§ **Written task**
What is the number of lines containing the string "labels"? Answer with the number only.

§ **Provided data**
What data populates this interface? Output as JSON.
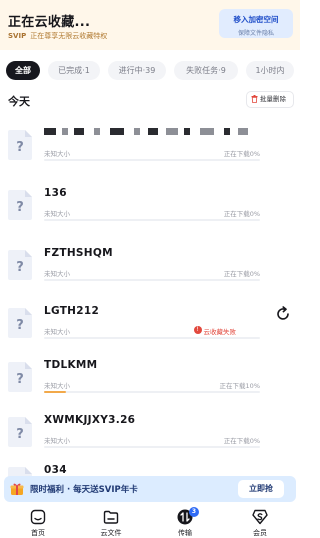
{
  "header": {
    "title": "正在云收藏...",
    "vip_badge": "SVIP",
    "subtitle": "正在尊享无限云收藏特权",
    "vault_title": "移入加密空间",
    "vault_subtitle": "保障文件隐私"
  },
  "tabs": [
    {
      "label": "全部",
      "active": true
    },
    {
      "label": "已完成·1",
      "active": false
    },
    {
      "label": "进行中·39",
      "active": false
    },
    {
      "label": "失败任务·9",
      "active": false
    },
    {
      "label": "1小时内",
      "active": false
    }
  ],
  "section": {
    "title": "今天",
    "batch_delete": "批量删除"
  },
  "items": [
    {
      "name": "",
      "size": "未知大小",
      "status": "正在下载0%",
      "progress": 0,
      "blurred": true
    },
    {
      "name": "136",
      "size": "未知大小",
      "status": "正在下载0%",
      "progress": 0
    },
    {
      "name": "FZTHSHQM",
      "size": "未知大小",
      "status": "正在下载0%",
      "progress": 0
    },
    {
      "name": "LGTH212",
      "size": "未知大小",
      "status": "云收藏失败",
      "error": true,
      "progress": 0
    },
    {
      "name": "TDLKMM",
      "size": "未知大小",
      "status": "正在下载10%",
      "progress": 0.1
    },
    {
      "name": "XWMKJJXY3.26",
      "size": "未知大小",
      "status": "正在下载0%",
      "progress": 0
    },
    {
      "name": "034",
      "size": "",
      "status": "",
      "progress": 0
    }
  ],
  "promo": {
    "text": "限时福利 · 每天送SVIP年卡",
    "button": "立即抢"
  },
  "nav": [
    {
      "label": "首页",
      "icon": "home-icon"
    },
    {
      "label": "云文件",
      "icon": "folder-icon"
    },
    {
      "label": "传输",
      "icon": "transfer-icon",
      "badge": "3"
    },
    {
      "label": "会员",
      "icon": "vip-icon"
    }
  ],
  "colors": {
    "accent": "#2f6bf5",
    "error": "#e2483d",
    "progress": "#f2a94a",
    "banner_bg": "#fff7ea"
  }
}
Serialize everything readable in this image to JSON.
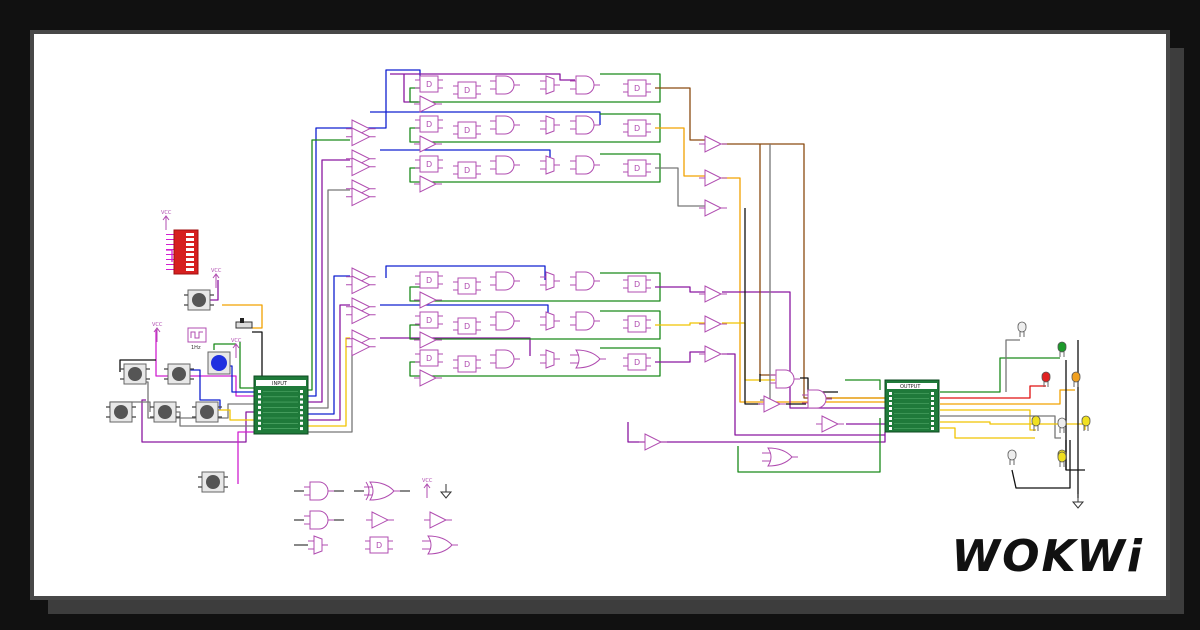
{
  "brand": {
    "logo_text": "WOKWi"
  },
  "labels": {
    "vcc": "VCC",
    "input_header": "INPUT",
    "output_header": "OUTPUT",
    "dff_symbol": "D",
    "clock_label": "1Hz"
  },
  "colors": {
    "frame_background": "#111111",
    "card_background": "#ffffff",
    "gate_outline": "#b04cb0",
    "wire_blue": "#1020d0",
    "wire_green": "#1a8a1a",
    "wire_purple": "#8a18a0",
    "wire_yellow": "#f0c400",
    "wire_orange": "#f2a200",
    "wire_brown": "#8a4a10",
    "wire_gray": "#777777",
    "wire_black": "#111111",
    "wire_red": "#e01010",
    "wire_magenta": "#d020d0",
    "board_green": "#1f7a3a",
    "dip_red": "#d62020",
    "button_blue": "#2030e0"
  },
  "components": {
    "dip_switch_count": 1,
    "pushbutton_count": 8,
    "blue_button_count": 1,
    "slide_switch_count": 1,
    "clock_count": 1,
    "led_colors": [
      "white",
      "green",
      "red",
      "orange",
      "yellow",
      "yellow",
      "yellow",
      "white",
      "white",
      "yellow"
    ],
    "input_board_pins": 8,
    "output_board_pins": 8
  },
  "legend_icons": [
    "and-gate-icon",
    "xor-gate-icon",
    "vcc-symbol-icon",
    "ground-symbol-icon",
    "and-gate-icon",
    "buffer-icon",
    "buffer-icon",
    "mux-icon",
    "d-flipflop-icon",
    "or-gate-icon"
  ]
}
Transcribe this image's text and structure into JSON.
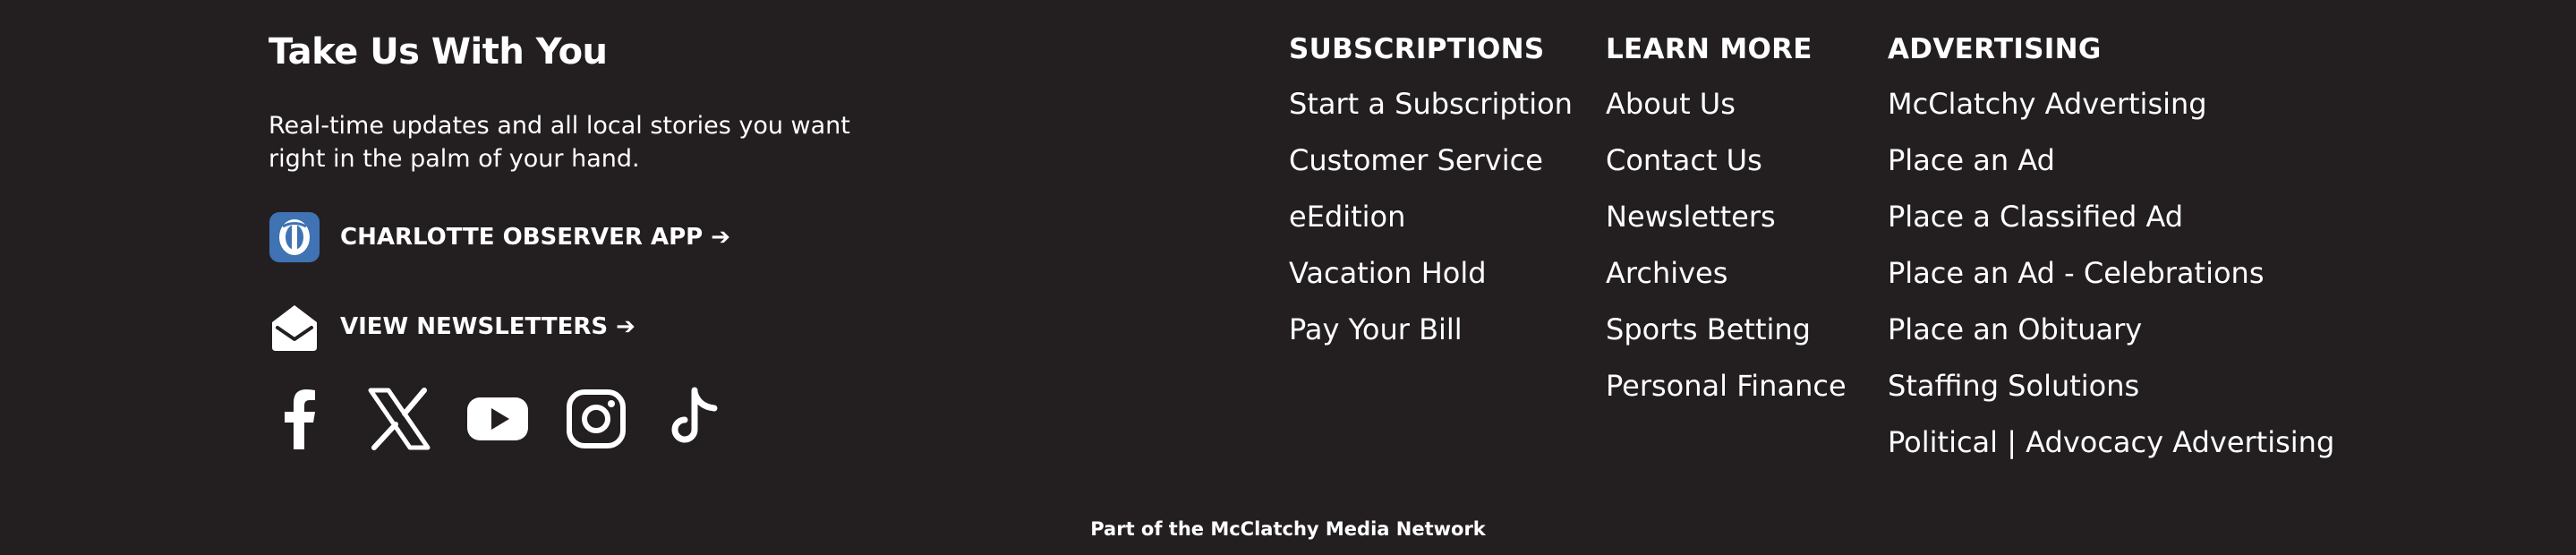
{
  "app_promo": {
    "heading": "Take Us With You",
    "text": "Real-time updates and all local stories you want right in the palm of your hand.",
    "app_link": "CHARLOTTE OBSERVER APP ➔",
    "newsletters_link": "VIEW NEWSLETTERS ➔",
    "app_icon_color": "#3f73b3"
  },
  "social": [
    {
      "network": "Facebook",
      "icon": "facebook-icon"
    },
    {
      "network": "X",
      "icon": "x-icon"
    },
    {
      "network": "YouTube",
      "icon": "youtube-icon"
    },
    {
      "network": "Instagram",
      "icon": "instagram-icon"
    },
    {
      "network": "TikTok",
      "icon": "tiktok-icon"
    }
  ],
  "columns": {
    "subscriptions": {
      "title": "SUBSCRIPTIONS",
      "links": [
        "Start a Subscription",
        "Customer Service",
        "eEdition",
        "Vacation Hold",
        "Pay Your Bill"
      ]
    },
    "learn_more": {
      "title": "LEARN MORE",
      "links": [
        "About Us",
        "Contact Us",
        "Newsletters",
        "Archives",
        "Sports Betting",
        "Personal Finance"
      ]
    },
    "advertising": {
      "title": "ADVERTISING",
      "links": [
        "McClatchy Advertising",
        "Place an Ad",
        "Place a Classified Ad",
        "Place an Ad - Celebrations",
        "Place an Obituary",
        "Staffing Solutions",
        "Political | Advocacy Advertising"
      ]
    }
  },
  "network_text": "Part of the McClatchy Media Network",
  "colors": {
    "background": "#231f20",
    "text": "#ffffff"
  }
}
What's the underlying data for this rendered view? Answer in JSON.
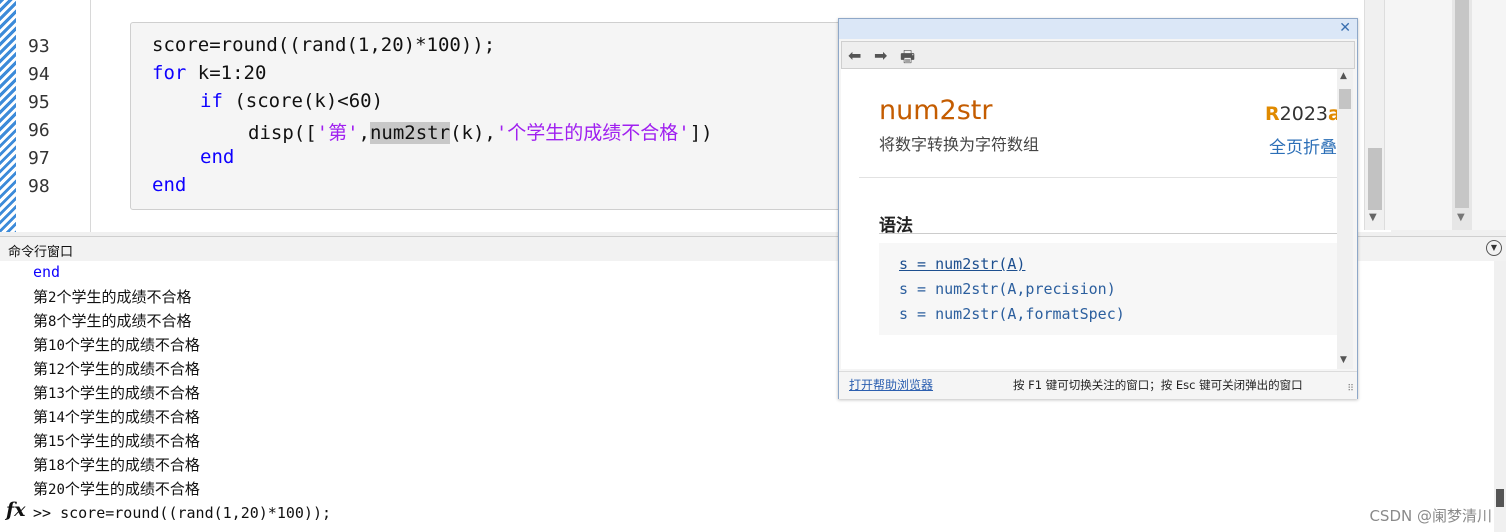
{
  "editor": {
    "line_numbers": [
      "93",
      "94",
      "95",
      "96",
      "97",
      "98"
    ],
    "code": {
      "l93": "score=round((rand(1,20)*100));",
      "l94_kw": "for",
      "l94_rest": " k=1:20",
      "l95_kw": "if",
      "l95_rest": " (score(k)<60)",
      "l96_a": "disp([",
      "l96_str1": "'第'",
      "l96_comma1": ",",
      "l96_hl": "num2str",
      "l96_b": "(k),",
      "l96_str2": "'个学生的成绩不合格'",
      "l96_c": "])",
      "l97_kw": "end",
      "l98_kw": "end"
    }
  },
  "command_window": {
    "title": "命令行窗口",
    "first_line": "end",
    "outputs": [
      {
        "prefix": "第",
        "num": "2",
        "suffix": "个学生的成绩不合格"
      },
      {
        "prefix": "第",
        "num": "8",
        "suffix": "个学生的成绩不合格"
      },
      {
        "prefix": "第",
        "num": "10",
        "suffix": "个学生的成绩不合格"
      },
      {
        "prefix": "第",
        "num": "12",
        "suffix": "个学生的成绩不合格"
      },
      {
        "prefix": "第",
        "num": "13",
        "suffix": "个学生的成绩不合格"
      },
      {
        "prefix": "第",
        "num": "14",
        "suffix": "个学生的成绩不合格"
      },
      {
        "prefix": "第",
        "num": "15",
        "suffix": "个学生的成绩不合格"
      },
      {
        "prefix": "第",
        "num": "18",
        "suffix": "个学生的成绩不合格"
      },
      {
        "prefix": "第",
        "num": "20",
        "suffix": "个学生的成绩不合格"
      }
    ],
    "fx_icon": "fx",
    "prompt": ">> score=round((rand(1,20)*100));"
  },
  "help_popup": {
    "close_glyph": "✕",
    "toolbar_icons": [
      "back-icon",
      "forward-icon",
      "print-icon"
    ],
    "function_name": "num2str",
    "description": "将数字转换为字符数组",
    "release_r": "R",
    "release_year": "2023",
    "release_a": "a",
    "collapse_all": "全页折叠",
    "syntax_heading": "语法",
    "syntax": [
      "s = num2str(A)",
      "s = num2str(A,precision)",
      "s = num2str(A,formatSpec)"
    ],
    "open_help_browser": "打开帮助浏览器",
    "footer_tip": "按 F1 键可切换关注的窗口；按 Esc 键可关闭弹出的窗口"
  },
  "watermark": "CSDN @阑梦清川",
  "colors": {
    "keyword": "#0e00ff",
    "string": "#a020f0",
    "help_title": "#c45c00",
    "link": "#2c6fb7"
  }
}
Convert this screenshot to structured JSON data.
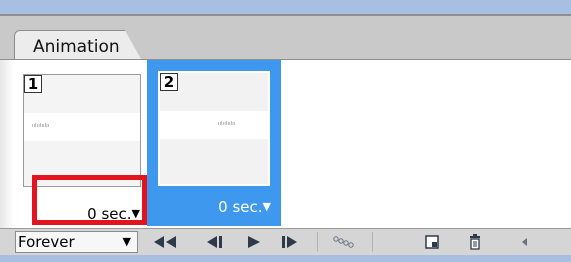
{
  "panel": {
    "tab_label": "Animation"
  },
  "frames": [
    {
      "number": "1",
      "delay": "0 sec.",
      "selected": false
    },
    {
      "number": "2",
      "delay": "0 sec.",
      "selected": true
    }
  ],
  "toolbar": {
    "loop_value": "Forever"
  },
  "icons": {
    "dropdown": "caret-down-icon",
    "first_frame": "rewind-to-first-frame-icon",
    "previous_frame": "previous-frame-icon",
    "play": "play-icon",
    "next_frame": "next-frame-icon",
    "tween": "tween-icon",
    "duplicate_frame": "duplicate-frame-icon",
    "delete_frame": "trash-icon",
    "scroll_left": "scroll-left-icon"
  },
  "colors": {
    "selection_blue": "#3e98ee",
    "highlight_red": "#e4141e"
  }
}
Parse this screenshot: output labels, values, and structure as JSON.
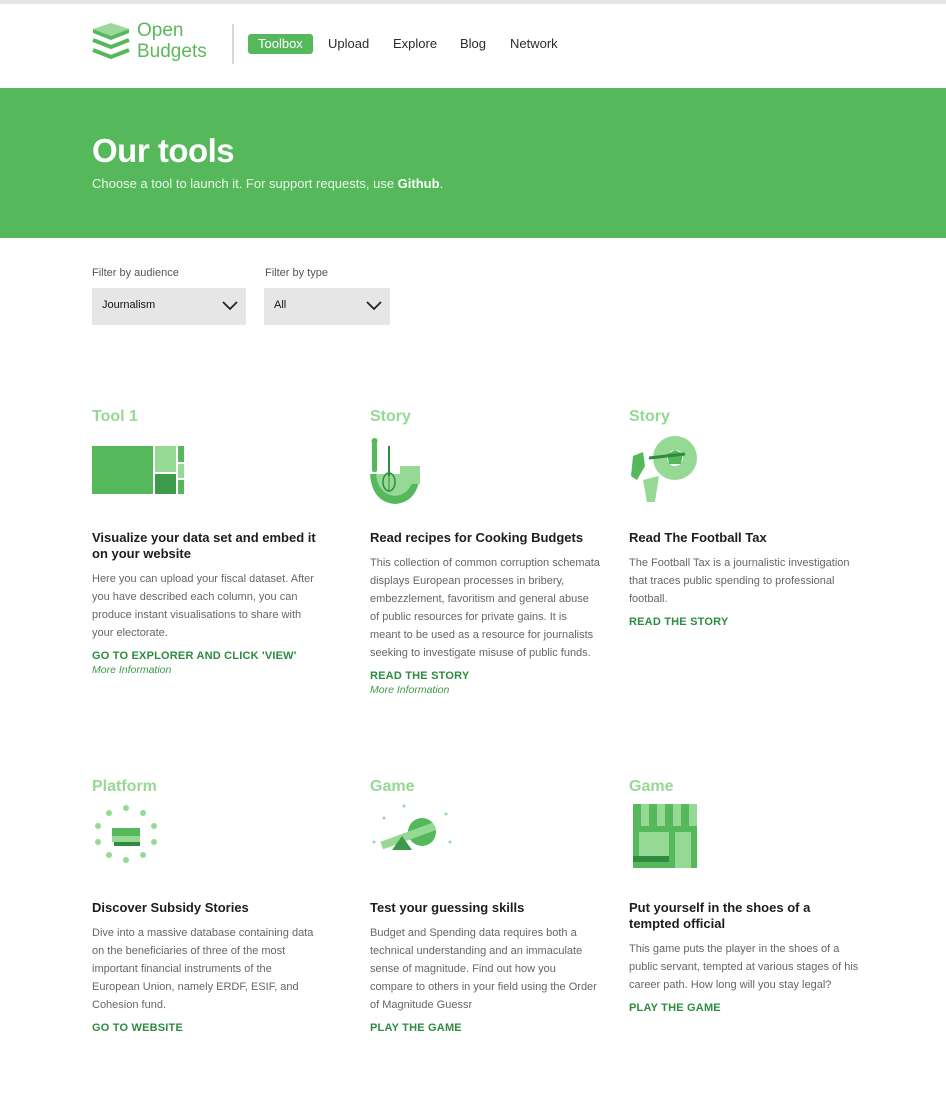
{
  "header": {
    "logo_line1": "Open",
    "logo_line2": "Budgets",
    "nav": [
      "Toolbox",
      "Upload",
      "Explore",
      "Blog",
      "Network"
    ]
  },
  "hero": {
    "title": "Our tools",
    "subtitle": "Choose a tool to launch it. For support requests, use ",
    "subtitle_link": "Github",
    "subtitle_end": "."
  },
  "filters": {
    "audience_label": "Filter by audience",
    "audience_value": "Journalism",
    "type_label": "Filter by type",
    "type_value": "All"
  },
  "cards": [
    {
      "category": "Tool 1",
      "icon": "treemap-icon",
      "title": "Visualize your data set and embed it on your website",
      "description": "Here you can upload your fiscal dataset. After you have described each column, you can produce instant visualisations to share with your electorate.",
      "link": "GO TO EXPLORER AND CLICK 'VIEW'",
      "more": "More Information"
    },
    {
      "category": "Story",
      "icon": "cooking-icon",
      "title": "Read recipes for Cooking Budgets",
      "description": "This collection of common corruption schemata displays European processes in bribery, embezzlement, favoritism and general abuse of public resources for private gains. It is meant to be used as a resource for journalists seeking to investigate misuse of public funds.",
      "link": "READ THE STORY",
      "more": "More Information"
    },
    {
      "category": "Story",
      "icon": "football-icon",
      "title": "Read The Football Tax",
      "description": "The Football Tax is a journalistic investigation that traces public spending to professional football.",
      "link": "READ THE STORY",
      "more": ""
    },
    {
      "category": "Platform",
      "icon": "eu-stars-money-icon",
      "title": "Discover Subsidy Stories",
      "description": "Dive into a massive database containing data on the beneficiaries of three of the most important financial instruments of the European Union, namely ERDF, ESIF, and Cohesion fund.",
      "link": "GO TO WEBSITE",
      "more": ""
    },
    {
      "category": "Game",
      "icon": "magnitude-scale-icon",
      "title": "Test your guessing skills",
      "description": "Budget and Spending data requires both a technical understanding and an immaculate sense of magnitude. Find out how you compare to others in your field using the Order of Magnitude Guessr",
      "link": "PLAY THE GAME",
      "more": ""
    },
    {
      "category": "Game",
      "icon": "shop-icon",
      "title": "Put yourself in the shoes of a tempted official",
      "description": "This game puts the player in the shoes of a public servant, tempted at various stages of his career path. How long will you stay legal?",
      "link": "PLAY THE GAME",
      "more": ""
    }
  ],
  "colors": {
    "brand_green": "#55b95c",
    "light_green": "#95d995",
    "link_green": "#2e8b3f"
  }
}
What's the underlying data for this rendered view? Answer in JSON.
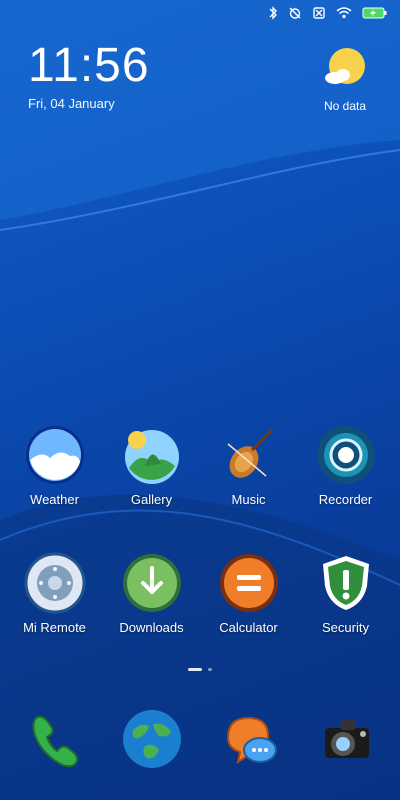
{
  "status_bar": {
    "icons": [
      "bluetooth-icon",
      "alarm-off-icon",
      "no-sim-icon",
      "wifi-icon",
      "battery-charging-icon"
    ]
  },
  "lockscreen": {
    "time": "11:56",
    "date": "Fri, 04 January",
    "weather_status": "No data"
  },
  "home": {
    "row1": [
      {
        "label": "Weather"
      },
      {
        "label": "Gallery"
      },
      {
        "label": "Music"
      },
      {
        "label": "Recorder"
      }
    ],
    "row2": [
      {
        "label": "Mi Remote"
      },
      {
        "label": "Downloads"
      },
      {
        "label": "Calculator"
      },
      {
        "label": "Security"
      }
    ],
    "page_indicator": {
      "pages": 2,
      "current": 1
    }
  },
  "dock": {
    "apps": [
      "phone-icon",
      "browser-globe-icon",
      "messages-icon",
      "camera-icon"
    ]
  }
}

§ **Response**
2